» TASK INPUT
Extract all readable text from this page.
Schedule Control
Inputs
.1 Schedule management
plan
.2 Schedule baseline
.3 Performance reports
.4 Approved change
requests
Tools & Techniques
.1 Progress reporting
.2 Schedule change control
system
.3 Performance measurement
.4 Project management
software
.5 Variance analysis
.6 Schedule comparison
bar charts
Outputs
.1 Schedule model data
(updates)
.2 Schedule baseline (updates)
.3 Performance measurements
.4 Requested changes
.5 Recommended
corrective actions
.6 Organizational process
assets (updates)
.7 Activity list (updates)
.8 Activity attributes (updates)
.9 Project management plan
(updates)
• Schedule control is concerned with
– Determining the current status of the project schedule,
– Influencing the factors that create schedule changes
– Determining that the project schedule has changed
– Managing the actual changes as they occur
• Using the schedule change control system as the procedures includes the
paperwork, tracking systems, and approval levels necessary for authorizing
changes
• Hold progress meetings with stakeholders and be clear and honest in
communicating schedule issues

* * *

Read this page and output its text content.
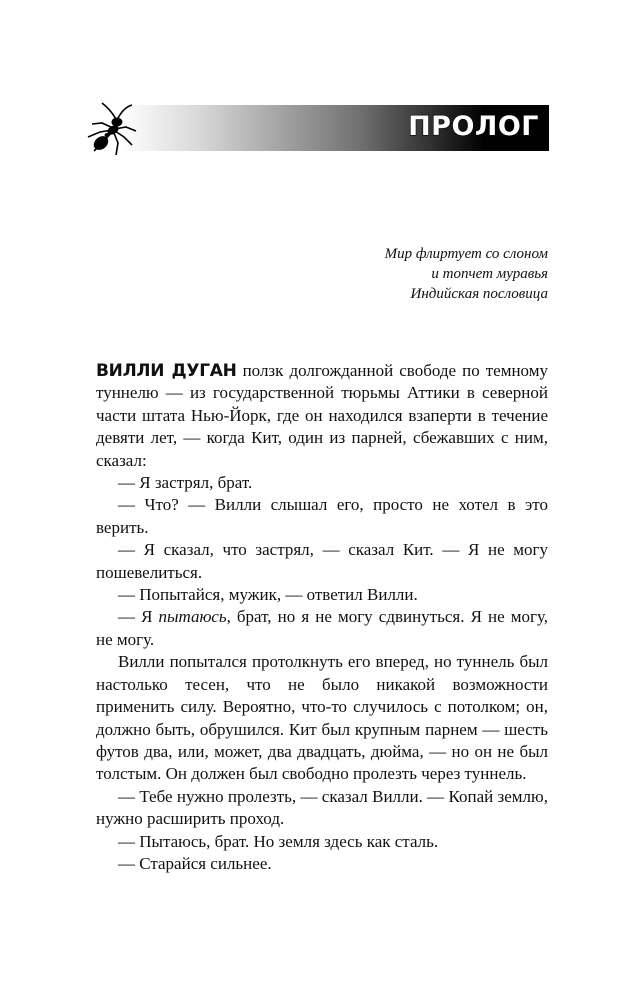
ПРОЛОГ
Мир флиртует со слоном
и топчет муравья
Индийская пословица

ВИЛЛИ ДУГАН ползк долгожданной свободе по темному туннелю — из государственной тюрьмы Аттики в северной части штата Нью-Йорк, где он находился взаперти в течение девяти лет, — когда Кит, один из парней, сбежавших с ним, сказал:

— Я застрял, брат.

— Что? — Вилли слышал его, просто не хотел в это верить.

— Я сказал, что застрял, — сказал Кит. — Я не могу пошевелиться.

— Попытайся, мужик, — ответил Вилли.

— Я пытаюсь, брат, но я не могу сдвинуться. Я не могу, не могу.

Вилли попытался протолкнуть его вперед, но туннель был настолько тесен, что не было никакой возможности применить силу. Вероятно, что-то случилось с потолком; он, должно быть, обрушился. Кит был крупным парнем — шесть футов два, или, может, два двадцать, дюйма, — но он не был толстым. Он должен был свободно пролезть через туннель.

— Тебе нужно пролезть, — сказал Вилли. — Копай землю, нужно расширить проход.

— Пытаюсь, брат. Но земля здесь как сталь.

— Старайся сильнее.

» PROBLEM REQUIREMENTS
Copy every line in the entries above that has the string "this" in it.

» THE RESULT
Extract all readable text from this page.
Read this page and output its text content.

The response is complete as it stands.